-- THE TASK --
Reproduce exactly the lines from the one containing "What's the underlying" through the end of the listing, minus the pictures.

-- GIVEN DATA --
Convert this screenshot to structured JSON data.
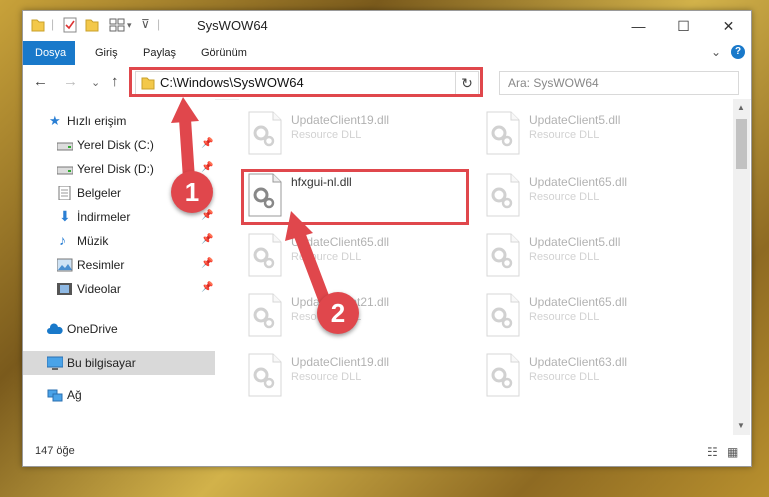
{
  "window": {
    "title": "SysWOW64",
    "controls": {
      "minimize": "—",
      "maximize": "☐",
      "close": "✕"
    }
  },
  "ribbon": {
    "tabs": [
      {
        "label": "Dosya"
      },
      {
        "label": "Giriş"
      },
      {
        "label": "Paylaş"
      },
      {
        "label": "Görünüm"
      }
    ],
    "expand_glyph": "⌄",
    "help_glyph": "?"
  },
  "nav": {
    "back": "←",
    "forward": "→",
    "recent": "⌄",
    "up": "↑",
    "address": "C:\\Windows\\SysWOW64",
    "refresh": "↻",
    "search_placeholder": "Ara: SysWOW64"
  },
  "sidebar": {
    "items": [
      {
        "label": "Hızlı erişim",
        "icon": "star-icon",
        "pinned": false
      },
      {
        "label": "Yerel Disk (C:)",
        "icon": "drive-icon",
        "pinned": true
      },
      {
        "label": "Yerel Disk (D:)",
        "icon": "drive-icon",
        "pinned": true
      },
      {
        "label": "Belgeler",
        "icon": "documents-icon",
        "pinned": true
      },
      {
        "label": "İndirmeler",
        "icon": "download-icon",
        "pinned": true
      },
      {
        "label": "Müzik",
        "icon": "music-icon",
        "pinned": true
      },
      {
        "label": "Resimler",
        "icon": "pictures-icon",
        "pinned": true
      },
      {
        "label": "Videolar",
        "icon": "video-icon",
        "pinned": true
      },
      {
        "label": "OneDrive",
        "icon": "cloud-icon",
        "pinned": false
      },
      {
        "label": "Bu bilgisayar",
        "icon": "computer-icon",
        "pinned": false
      },
      {
        "label": "Ağ",
        "icon": "network-icon",
        "pinned": false
      }
    ],
    "pin_glyph": "📌"
  },
  "files": [
    {
      "name": "UpdateClient19.dll",
      "type": "Resource DLL"
    },
    {
      "name": "UpdateClient5.dll",
      "type": "Resource DLL"
    },
    {
      "name": "hfxgui-nl.dll",
      "type": ""
    },
    {
      "name": "UpdateClient65.dll",
      "type": "Resource DLL"
    },
    {
      "name": "UpdateClient65.dll",
      "type": "Resource DLL"
    },
    {
      "name": "UpdateClient5.dll",
      "type": "Resource DLL"
    },
    {
      "name": "UpdateClient21.dll",
      "type": "Resource DLL"
    },
    {
      "name": "UpdateClient65.dll",
      "type": "Resource DLL"
    },
    {
      "name": "UpdateClient19.dll",
      "type": "Resource DLL"
    },
    {
      "name": "UpdateClient63.dll",
      "type": "Resource DLL"
    }
  ],
  "status": {
    "item_count": "147 öğe"
  },
  "annotations": {
    "step1": "1",
    "step2": "2",
    "color": "#e0474c"
  }
}
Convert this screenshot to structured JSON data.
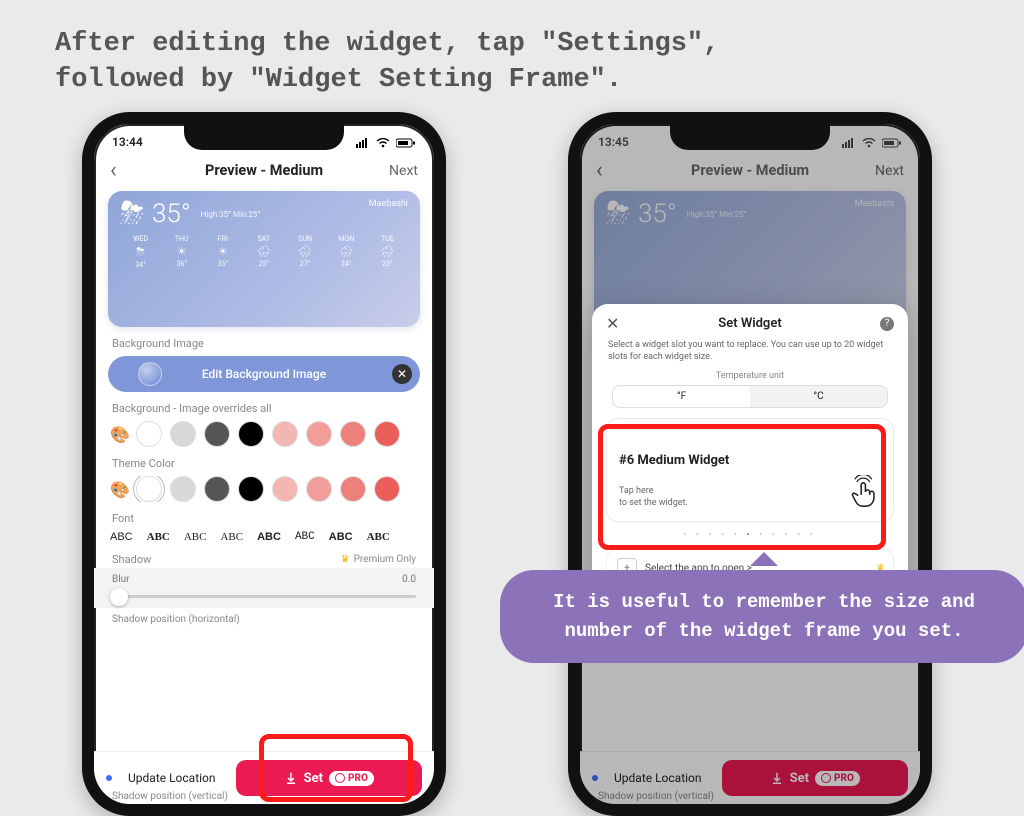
{
  "instruction_line1": "After editing the widget, tap \"Settings\",",
  "instruction_line2": "followed by \"Widget Setting Frame\".",
  "tip_text": "It is useful to remember the size and number of the widget frame you set.",
  "phone_left": {
    "time": "13:44",
    "nav_back_glyph": "‹",
    "nav_title": "Preview - Medium",
    "nav_next": "Next",
    "weather": {
      "temp": "35°",
      "highlow": "High:35° Min:25°",
      "city": "Maebashi",
      "forecast": [
        {
          "d": "WED",
          "t": "34°"
        },
        {
          "d": "THU",
          "t": "36°"
        },
        {
          "d": "FRI",
          "t": "35°"
        },
        {
          "d": "SAT",
          "t": "25°"
        },
        {
          "d": "SUN",
          "t": "27°"
        },
        {
          "d": "MON",
          "t": "24°"
        },
        {
          "d": "TUE",
          "t": "23°"
        }
      ]
    },
    "label_bgimg": "Background Image",
    "btn_editbg": "Edit Background Image",
    "label_bg_override": "Background - Image overrides all",
    "label_theme": "Theme Color",
    "label_font": "Font",
    "fonts": [
      "ABC",
      "ABC",
      "ABC",
      "ABC",
      "ABC",
      "ABC",
      "ABC",
      "ABC"
    ],
    "label_shadow": "Shadow",
    "premium_only": "Premium Only",
    "label_blur": "Blur",
    "blur_value": "0.0",
    "label_shadow_h": "Shadow position (horizontal)",
    "label_shadow_v": "Shadow position (vertical)",
    "btn_update_loc": "Update Location",
    "btn_set": "Set",
    "btn_pro": "PRO",
    "bg_colors": [
      "#ffffff",
      "#d8d8d8",
      "#555555",
      "#000000",
      "#f3b6b3",
      "#f19d9a",
      "#ee807c",
      "#ea5f59"
    ],
    "theme_colors": [
      "#ffffff",
      "#d8d8d8",
      "#555555",
      "#000000",
      "#f3b6b3",
      "#f19d9a",
      "#ee807c",
      "#ea5f59"
    ]
  },
  "phone_right": {
    "time": "13:45",
    "nav_title": "Preview - Medium",
    "nav_next": "Next",
    "sheet": {
      "title": "Set Widget",
      "desc": "Select a widget slot you want to replace. You can use up to 20 widget slots for each widget size.",
      "tunit_label": "Temperature unit",
      "seg_f": "°F",
      "seg_c": "°C",
      "slot_name": "#6 Medium Widget",
      "slot_tap1": "Tap here",
      "slot_tap2": "to set the widget.",
      "openapp": "Select the app to open >"
    }
  }
}
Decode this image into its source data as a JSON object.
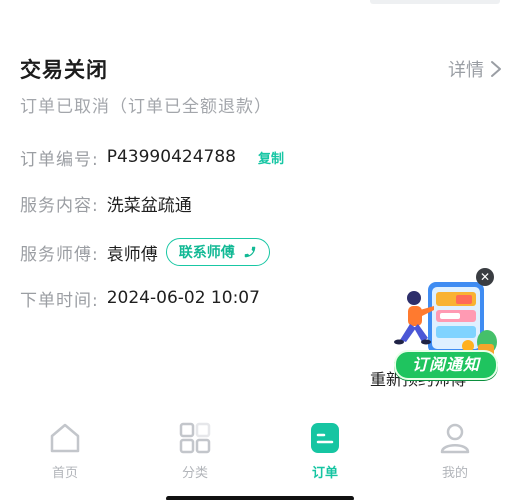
{
  "order": {
    "status_title": "交易关闭",
    "detail_link": "详情",
    "status_subtitle": "订单已取消（订单已全额退款）",
    "rows": [
      {
        "label": "订单编号:",
        "value": "P43990424788",
        "action": "复制"
      },
      {
        "label": "服务内容:",
        "value": "洗菜盆疏通"
      },
      {
        "label": "服务师傅:",
        "value": "袁师傅",
        "action": "联系师傅"
      },
      {
        "label": "下单时间:",
        "value": "2024-06-02 10:07"
      }
    ],
    "rebook_label": "重新预约师傅"
  },
  "promo": {
    "label": "订阅通知",
    "close_icon": "close-icon"
  },
  "tabbar": {
    "active_index": 2,
    "tabs": [
      {
        "label": "首页",
        "icon": "home-icon"
      },
      {
        "label": "分类",
        "icon": "category-icon"
      },
      {
        "label": "订单",
        "icon": "order-icon"
      },
      {
        "label": "我的",
        "icon": "profile-icon"
      }
    ]
  },
  "colors": {
    "accent": "#16c5a2",
    "promo_green": "#1fc45f",
    "label_gray": "#9b9ea3",
    "title": "#1c1c1c"
  }
}
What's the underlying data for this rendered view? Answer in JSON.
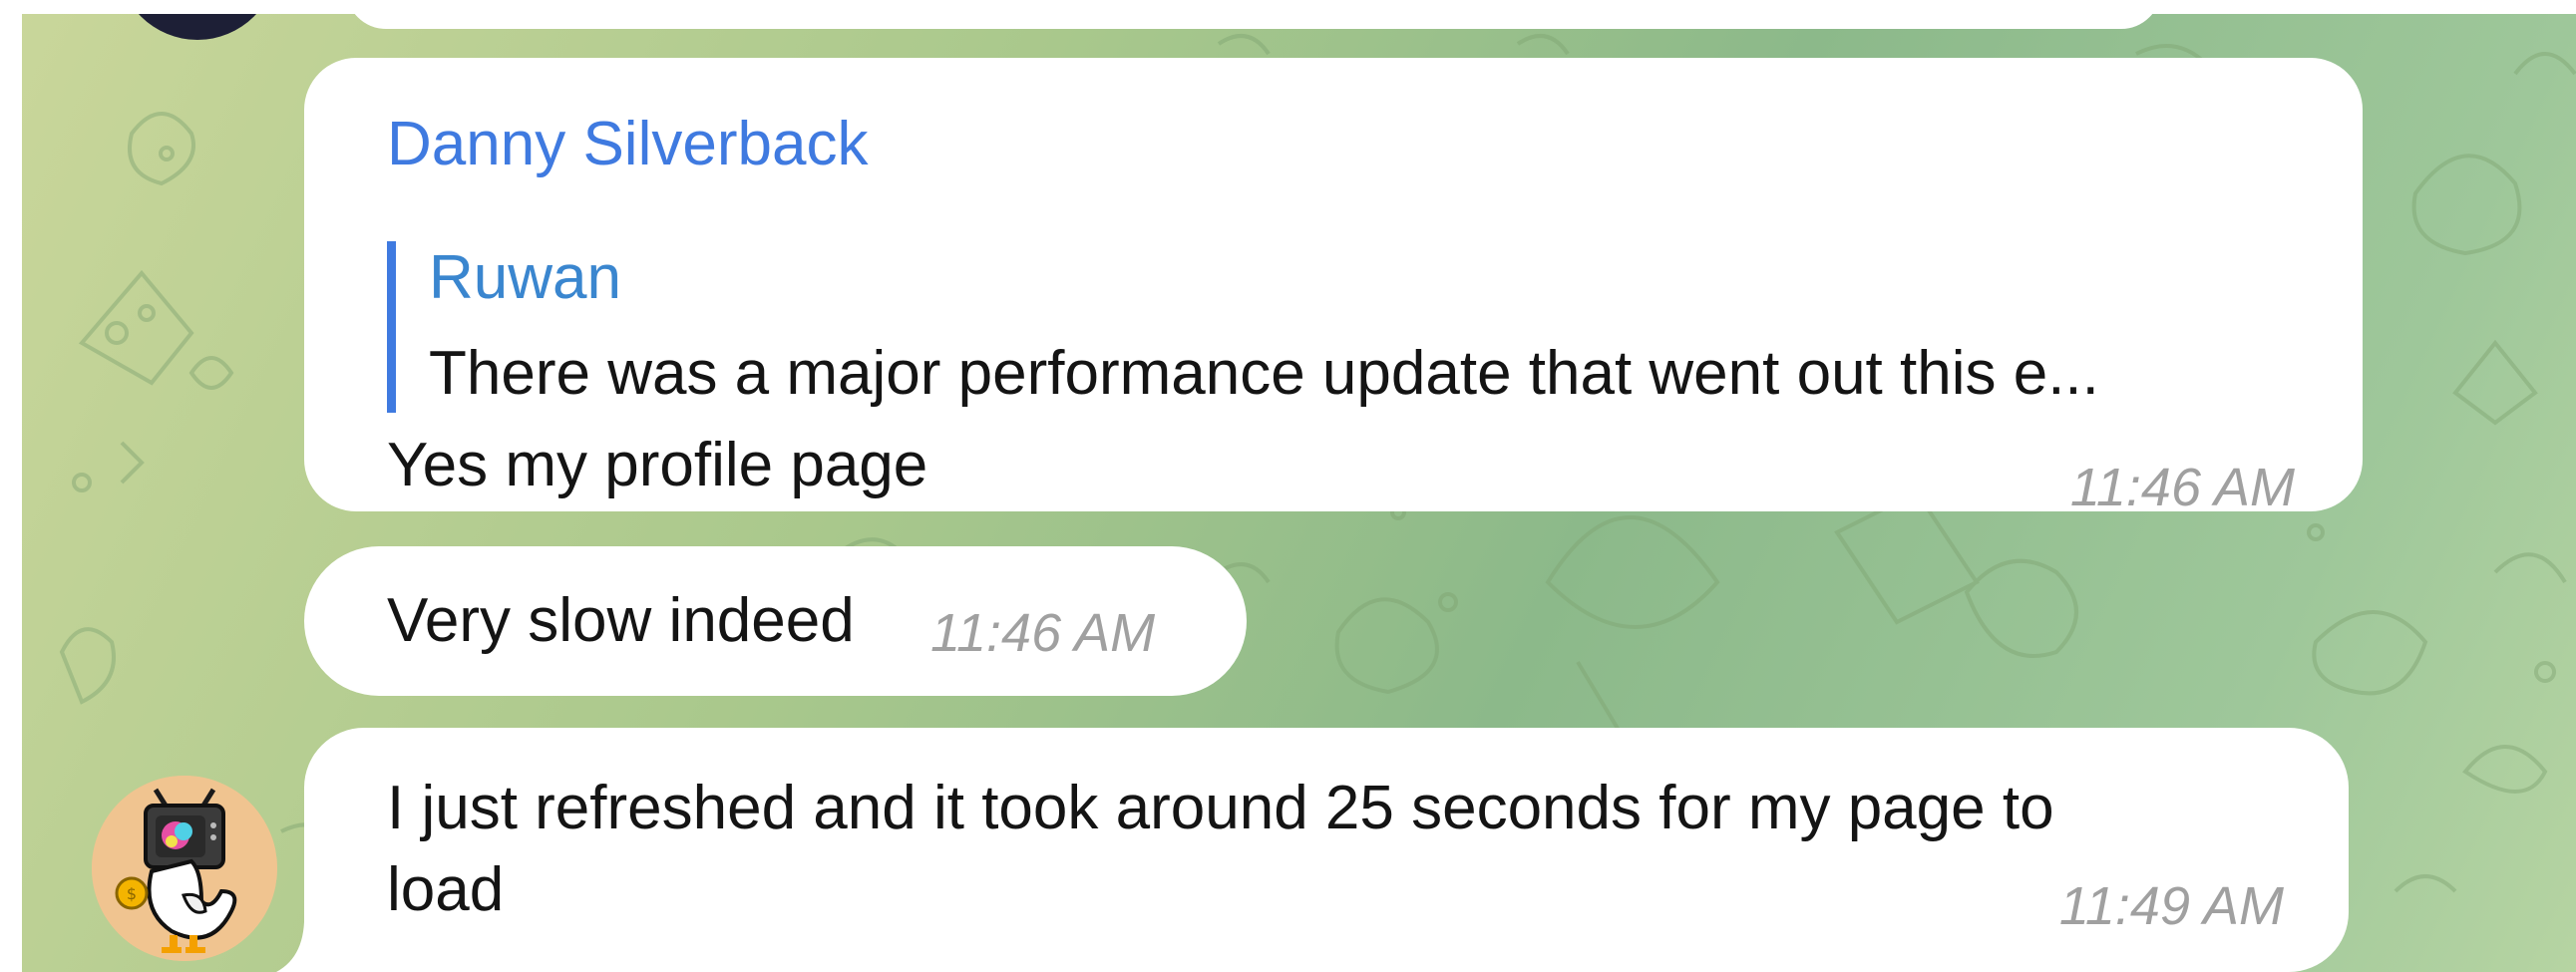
{
  "messages": [
    {
      "sender": "Danny Silverback",
      "reply": {
        "name": "Ruwan",
        "text": "There was a major performance update that went out this e..."
      },
      "text": "Yes my profile page",
      "time": "11:46 AM"
    },
    {
      "text": "Very slow indeed",
      "time": "11:46 AM"
    },
    {
      "text_line1": "I just refreshed and it took around 25 seconds for my page to",
      "text_line2": "load",
      "time": "11:49 AM"
    }
  ],
  "colors": {
    "accent": "#3f7ae0",
    "reply_name": "#3a86cf",
    "bubble": "#ffffff",
    "timestamp": "#a0a0a0"
  },
  "icons": {
    "avatar_bottom": "tv-head-duck-avatar",
    "avatar_top": "user-avatar"
  }
}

-- WRITTEN SOLUTION --
What's the underlying data for this rendered view? Answer in JSON.
{
  "messages": [
    {
      "sender": "Danny Silverback",
      "reply": {
        "name": "Ruwan",
        "text": "There was a major performance update that went out this e..."
      },
      "text": "Yes my profile page",
      "time": "11:46 AM"
    },
    {
      "text": "Very slow indeed",
      "time": "11:46 AM"
    },
    {
      "text_line1": "I just refreshed and it took around 25 seconds for my page to",
      "text_line2": "load",
      "time": "11:49 AM"
    }
  ],
  "colors": {
    "accent": "#3f7ae0",
    "reply_name": "#3a86cf",
    "bubble": "#ffffff",
    "timestamp": "#a0a0a0"
  },
  "icons": {
    "avatar_bottom": "tv-head-duck-avatar",
    "avatar_top": "user-avatar"
  }
}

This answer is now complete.